Document page data:
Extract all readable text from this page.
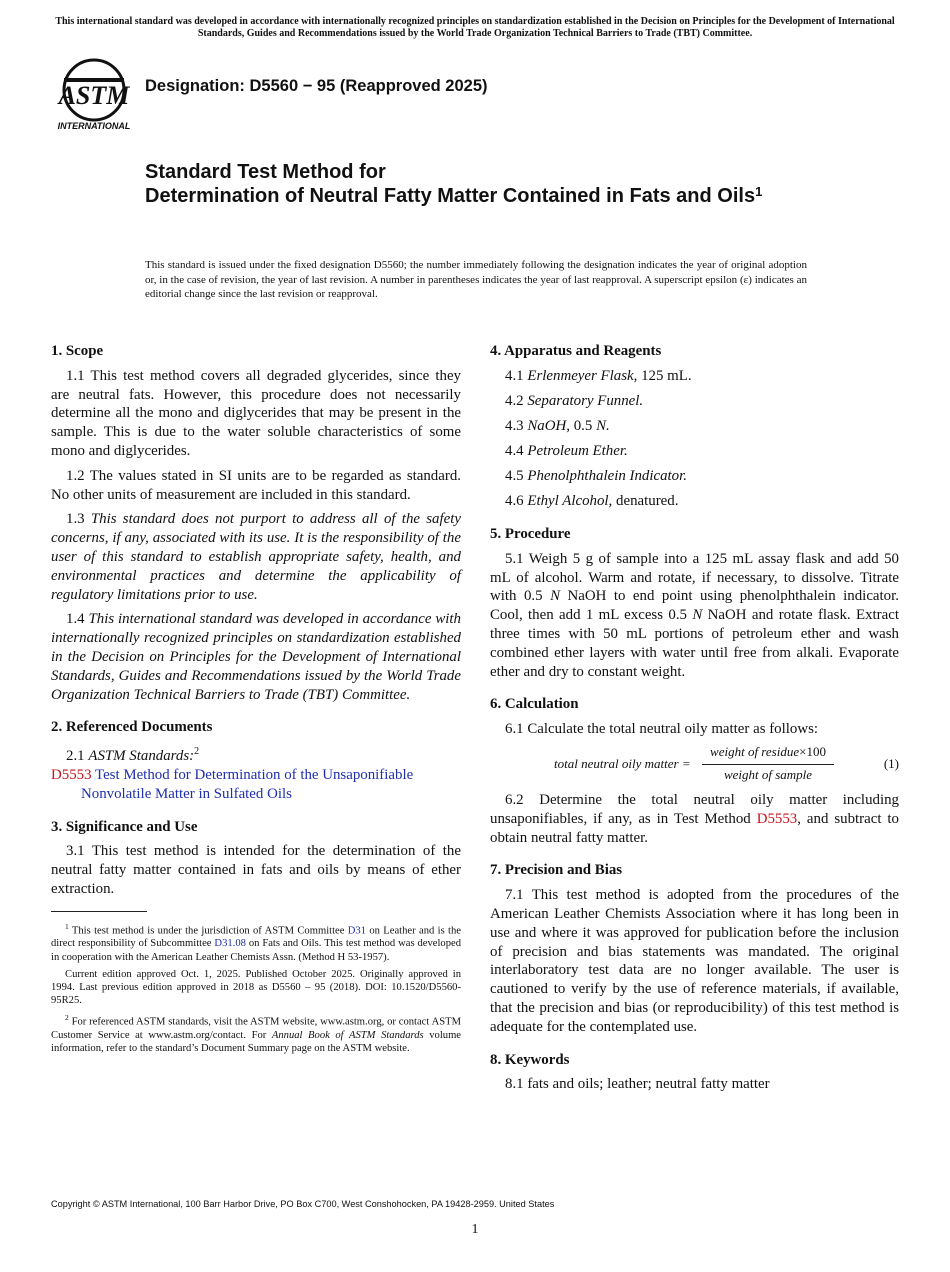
This international standard was developed in accordance with internationally recognized principles on standardization established in the Decision on Principles for the Development of International Standards, Guides and Recommendations issued by the World Trade Organization Technical Barriers to Trade (TBT) Committee.
ASTM
INTERNATIONAL
Designation: D5560 − 95 (Reapproved 2025)
Standard Test Method for
Determination of Neutral Fatty Matter Contained in Fats and Oils$^1$
This standard is issued under the fixed designation D5560; the number immediately following the designation indicates the year of original adoption or, in the case of revision, the year of last revision. A number in parentheses indicates the year of last reapproval. A superscript epsilon (ε) indicates an editorial change since the last revision or reapproval.
1. Scope
1.1 This test method covers all degraded glycerides, since they are neutral fats. However, this procedure does not necessarily determine all the mono and diglycerides that may be present in the sample. This is due to the water soluble characteristics of some mono and diglycerides.
1.2 The values stated in SI units are to be regarded as standard. No other units of measurement are included in this standard.
1.3 This standard does not purport to address all of the safety concerns, if any, associated with its use. It is the responsibility of the user of this standard to establish appropriate safety, health, and environmental practices and determine the applicability of regulatory limitations prior to use.
1.4 This international standard was developed in accordance with internationally recognized principles on standardization established in the Decision on Principles for the Development of International Standards, Guides and Recommendations issued by the World Trade Organization Technical Barriers to Trade (TBT) Committee.
2. Referenced Documents
2.1 ASTM Standards:$^2$
D5553 Test Method for Determination of the Unsaponifiable
Nonvolatile Matter in Sulfated Oils
3. Significance and Use
3.1 This test method is intended for the determination of the neutral fatty matter contained in fats and oils by means of ether extraction.
$^1$ This test method is under the jurisdiction of ASTM Committee D31 on Leather and is the direct responsibility of Subcommittee D31.08 on Fats and Oils. This test method was developed in cooperation with the American Leather Chemists Assn. (Method H 53-1957).
Current edition approved Oct. 1, 2025. Published October 2025. Originally approved in 1994. Last previous edition approved in 2018 as D5560 – 95 (2018). DOI: 10.1520/D5560-95R25.
$^2$ For referenced ASTM standards, visit the ASTM website, www.astm.org, or contact ASTM Customer Service at www.astm.org/contact. For Annual Book of ASTM Standards volume information, refer to the standard’s Document Summary page on the ASTM website.
4. Apparatus and Reagents
4.1 Erlenmeyer Flask, 125 mL.
4.2 Separatory Funnel.
4.3 NaOH, 0.5 N.
4.4 Petroleum Ether.
4.5 Phenolphthalein Indicator.
4.6 Ethyl Alcohol, denatured.
5. Procedure
5.1 Weigh 5 g of sample into a 125 mL assay flask and add 50 mL of alcohol. Warm and rotate, if necessary, to dissolve. Titrate with 0.5 N NaOH to end point using phenolphthalein indicator. Cool, then add 1 mL excess 0.5 N NaOH and rotate flask. Extract three times with 50 mL portions of petroleum ether and wash combined ether layers with water until free from alkali. Evaporate ether and dry to constant weight.
6. Calculation
6.1 Calculate the total neutral oily matter as follows:
total neutral oily matter =
weight of residue×100
weight of sample
(1)
6.2 Determine the total neutral oily matter including unsaponifiables, if any, as in Test Method D5553, and subtract to obtain neutral fatty matter.
7. Precision and Bias
7.1 This test method is adopted from the procedures of the American Leather Chemists Association where it has long been in use and where it was approved for publication before the inclusion of precision and bias statements was mandated. The original interlaboratory test data are no longer available. The user is cautioned to verify by the use of reference materials, if available, that the precision and bias (or reproducibility) of this test method is adequate for the contemplated use.
8. Keywords
8.1 fats and oils; leather; neutral fatty matter
Copyright © ASTM International, 100 Barr Harbor Drive, PO Box C700, West Conshohocken, PA 19428-2959. United States
1
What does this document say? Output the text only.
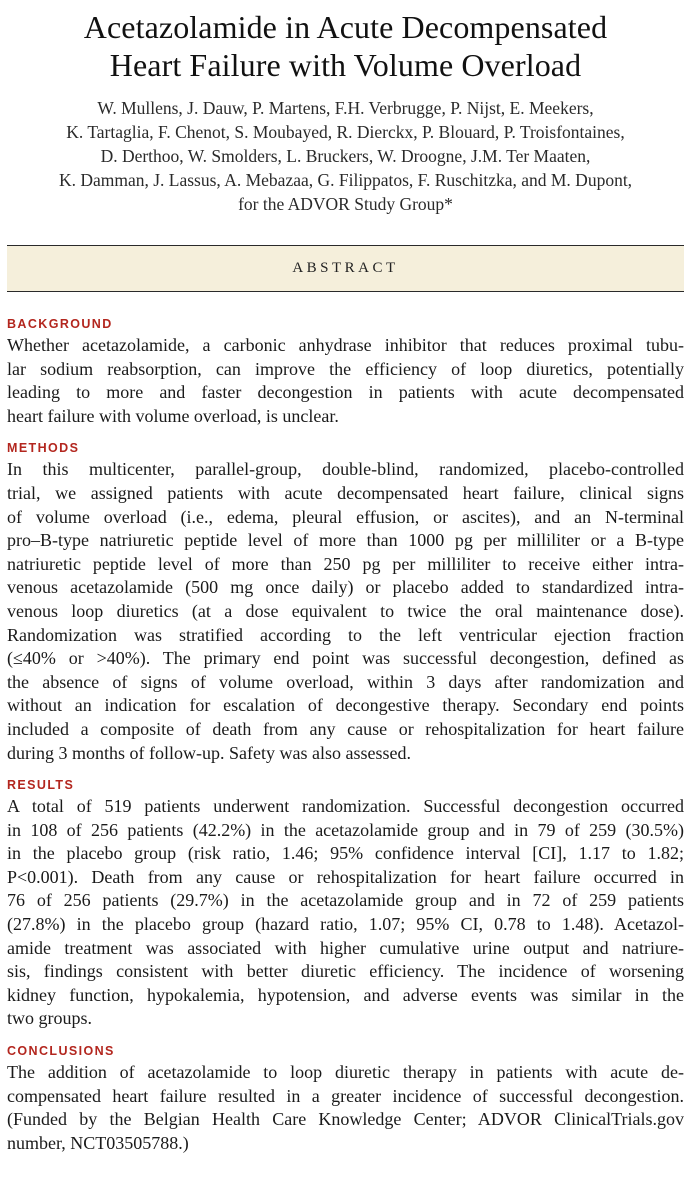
Acetazolamide in Acute Decompensated
Heart Failure with Volume Overload
W. Mullens, J. Dauw, P. Martens, F.H. Verbrugge, P. Nijst, E. Meekers,
K. Tartaglia, F. Chenot, S. Moubayed, R. Dierckx, P. Blouard, P. Troisfontaines,
D. Derthoo, W. Smolders, L. Bruckers, W. Droogne, J.M. Ter Maaten,
K. Damman, J. Lassus, A. Mebazaa, G. Filippatos, F. Ruschitzka, and M. Dupont,
for the ADVOR Study Group*
ABSTRACT

BACKGROUND

Whether acetazolamide, a carbonic anhydrase inhibitor that reduces proximal tubu-
lar sodium reabsorption, can improve the efficiency of loop diuretics, potentially
leading to more and faster decongestion in patients with acute decompensated
heart failure with volume overload, is unclear.

METHODS

In this multicenter, parallel-group, double-blind, randomized, placebo-controlled
trial, we assigned patients with acute decompensated heart failure, clinical signs
of volume overload (i.e., edema, pleural effusion, or ascites), and an N-terminal
pro–B-type natriuretic peptide level of more than 1000 pg per milliliter or a B-type
natriuretic peptide level of more than 250 pg per milliliter to receive either intra-
venous acetazolamide (500 mg once daily) or placebo added to standardized intra-
venous loop diuretics (at a dose equivalent to twice the oral maintenance dose).
Randomization was stratified according to the left ventricular ejection fraction
(≤40% or >40%). The primary end point was successful decongestion, defined as
the absence of signs of volume overload, within 3 days after randomization and
without an indication for escalation of decongestive therapy. Secondary end points
included a composite of death from any cause or rehospitalization for heart failure
during 3 months of follow-up. Safety was also assessed.

RESULTS

A total of 519 patients underwent randomization. Successful decongestion occurred
in 108 of 256 patients (42.2%) in the acetazolamide group and in 79 of 259 (30.5%)
in the placebo group (risk ratio, 1.46; 95% confidence interval [CI], 1.17 to 1.82;
P<0.001). Death from any cause or rehospitalization for heart failure occurred in
76 of 256 patients (29.7%) in the acetazolamide group and in 72 of 259 patients
(27.8%) in the placebo group (hazard ratio, 1.07; 95% CI, 0.78 to 1.48). Acetazol-
amide treatment was associated with higher cumulative urine output and natriure-
sis, findings consistent with better diuretic efficiency. The incidence of worsening
kidney function, hypokalemia, hypotension, and adverse events was similar in the
two groups.

CONCLUSIONS

The addition of acetazolamide to loop diuretic therapy in patients with acute de-
compensated heart failure resulted in a greater incidence of successful decongestion.
(Funded by the Belgian Health Care Knowledge Center; ADVOR ClinicalTrials.gov
number, NCT03505788.)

• _What this task involves_
In your answer, repeat all the entries exactly, but leave out the pictures.

• _Written response_
Extract all readable text from this page.
This international standard was developed in accordance with internationally recognized principles on standardization established in the Decision on Principles for the Development of International Standards, Guides and Recommendations issued by the World Trade Organization Technical Barriers to Trade (TBT) Committee.
ASTM
INTERNATIONAL
Designation: D5560 − 95 (Reapproved 2025)
Standard Test Method for
Determination of Neutral Fatty Matter Contained in Fats and Oils$^1$
This standard is issued under the fixed designation D5560; the number immediately following the designation indicates the year of original adoption or, in the case of revision, the year of last revision. A number in parentheses indicates the year of last reapproval. A superscript epsilon (ε) indicates an editorial change since the last revision or reapproval.
1. Scope
1.1 This test method covers all degraded glycerides, since they are neutral fats. However, this procedure does not necessarily determine all the mono and diglycerides that may be present in the sample. This is due to the water soluble characteristics of some mono and diglycerides.
1.2 The values stated in SI units are to be regarded as standard. No other units of measurement are included in this standard.
1.3 This standard does not purport to address all of the safety concerns, if any, associated with its use. It is the responsibility of the user of this standard to establish appropriate safety, health, and environmental practices and determine the applicability of regulatory limitations prior to use.
1.4 This international standard was developed in accordance with internationally recognized principles on standardization established in the Decision on Principles for the Development of International Standards, Guides and Recommendations issued by the World Trade Organization Technical Barriers to Trade (TBT) Committee.
2. Referenced Documents
2.1 ASTM Standards:$^2$
D5553 Test Method for Determination of the Unsaponifiable
Nonvolatile Matter in Sulfated Oils
3. Significance and Use
3.1 This test method is intended for the determination of the neutral fatty matter contained in fats and oils by means of ether extraction.
$^1$ This test method is under the jurisdiction of ASTM Committee D31 on Leather and is the direct responsibility of Subcommittee D31.08 on Fats and Oils. This test method was developed in cooperation with the American Leather Chemists Assn. (Method H 53-1957).
Current edition approved Oct. 1, 2025. Published October 2025. Originally approved in 1994. Last previous edition approved in 2018 as D5560 – 95 (2018). DOI: 10.1520/D5560-95R25.
$^2$ For referenced ASTM standards, visit the ASTM website, www.astm.org, or contact ASTM Customer Service at www.astm.org/contact. For Annual Book of ASTM Standards volume information, refer to the standard’s Document Summary page on the ASTM website.
4. Apparatus and Reagents
4.1 Erlenmeyer Flask, 125 mL.
4.2 Separatory Funnel.
4.3 NaOH, 0.5 N.
4.4 Petroleum Ether.
4.5 Phenolphthalein Indicator.
4.6 Ethyl Alcohol, denatured.
5. Procedure
5.1 Weigh 5 g of sample into a 125 mL assay flask and add 50 mL of alcohol. Warm and rotate, if necessary, to dissolve. Titrate with 0.5 N NaOH to end point using phenolphthalein indicator. Cool, then add 1 mL excess 0.5 N NaOH and rotate flask. Extract three times with 50 mL portions of petroleum ether and wash combined ether layers with water until free from alkali. Evaporate ether and dry to constant weight.
6. Calculation
6.1 Calculate the total neutral oily matter as follows:
total neutral oily matter =
weight of residue×100
weight of sample
(1)
6.2 Determine the total neutral oily matter including unsaponifiables, if any, as in Test Method D5553, and subtract to obtain neutral fatty matter.
7. Precision and Bias
7.1 This test method is adopted from the procedures of the American Leather Chemists Association where it has long been in use and where it was approved for publication before the inclusion of precision and bias statements was mandated. The original interlaboratory test data are no longer available. The user is cautioned to verify by the use of reference materials, if available, that the precision and bias (or reproducibility) of this test method is adequate for the contemplated use.
8. Keywords
8.1 fats and oils; leather; neutral fatty matter
Copyright © ASTM International, 100 Barr Harbor Drive, PO Box C700, West Conshohocken, PA 19428-2959. United States
1
What does this document say? Output the text only.
Acetazolamide in Acute Decompensated
Heart Failure with Volume Overload
W. Mullens, J. Dauw, P. Martens, F.H. Verbrugge, P. Nijst, E. Meekers,
K. Tartaglia, F. Chenot, S. Moubayed, R. Dierckx, P. Blouard, P. Troisfontaines,
D. Derthoo, W. Smolders, L. Bruckers, W. Droogne, J.M. Ter Maaten,
K. Damman, J. Lassus, A. Mebazaa, G. Filippatos, F. Ruschitzka, and M. Dupont,
for the ADVOR Study Group*
ABSTRACT

BACKGROUND

Whether acetazolamide, a carbonic anhydrase inhibitor that reduces proximal tubu-
lar sodium reabsorption, can improve the efficiency of loop diuretics, potentially
leading to more and faster decongestion in patients with acute decompensated
heart failure with volume overload, is unclear.

METHODS

In this multicenter, parallel-group, double-blind, randomized, placebo-controlled
trial, we assigned patients with acute decompensated heart failure, clinical signs
of volume overload (i.e., edema, pleural effusion, or ascites), and an N-terminal
pro–B-type natriuretic peptide level of more than 1000 pg per milliliter or a B-type
natriuretic peptide level of more than 250 pg per milliliter to receive either intra-
venous acetazolamide (500 mg once daily) or placebo added to standardized intra-
venous loop diuretics (at a dose equivalent to twice the oral maintenance dose).
Randomization was stratified according to the left ventricular ejection fraction
(≤40% or >40%). The primary end point was successful decongestion, defined as
the absence of signs of volume overload, within 3 days after randomization and
without an indication for escalation of decongestive therapy. Secondary end points
included a composite of death from any cause or rehospitalization for heart failure
during 3 months of follow-up. Safety was also assessed.

RESULTS

A total of 519 patients underwent randomization. Successful decongestion occurred
in 108 of 256 patients (42.2%) in the acetazolamide group and in 79 of 259 (30.5%)
in the placebo group (risk ratio, 1.46; 95% confidence interval [CI], 1.17 to 1.82;
P<0.001). Death from any cause or rehospitalization for heart failure occurred in
76 of 256 patients (29.7%) in the acetazolamide group and in 72 of 259 patients
(27.8%) in the placebo group (hazard ratio, 1.07; 95% CI, 0.78 to 1.48). Acetazol-
amide treatment was associated with higher cumulative urine output and natriure-
sis, findings consistent with better diuretic efficiency. The incidence of worsening
kidney function, hypokalemia, hypotension, and adverse events was similar in the
two groups.

CONCLUSIONS

The addition of acetazolamide to loop diuretic therapy in patients with acute de-
compensated heart failure resulted in a greater incidence of successful decongestion.
(Funded by the Belgian Health Care Knowledge Center; ADVOR ClinicalTrials.gov
number, NCT03505788.)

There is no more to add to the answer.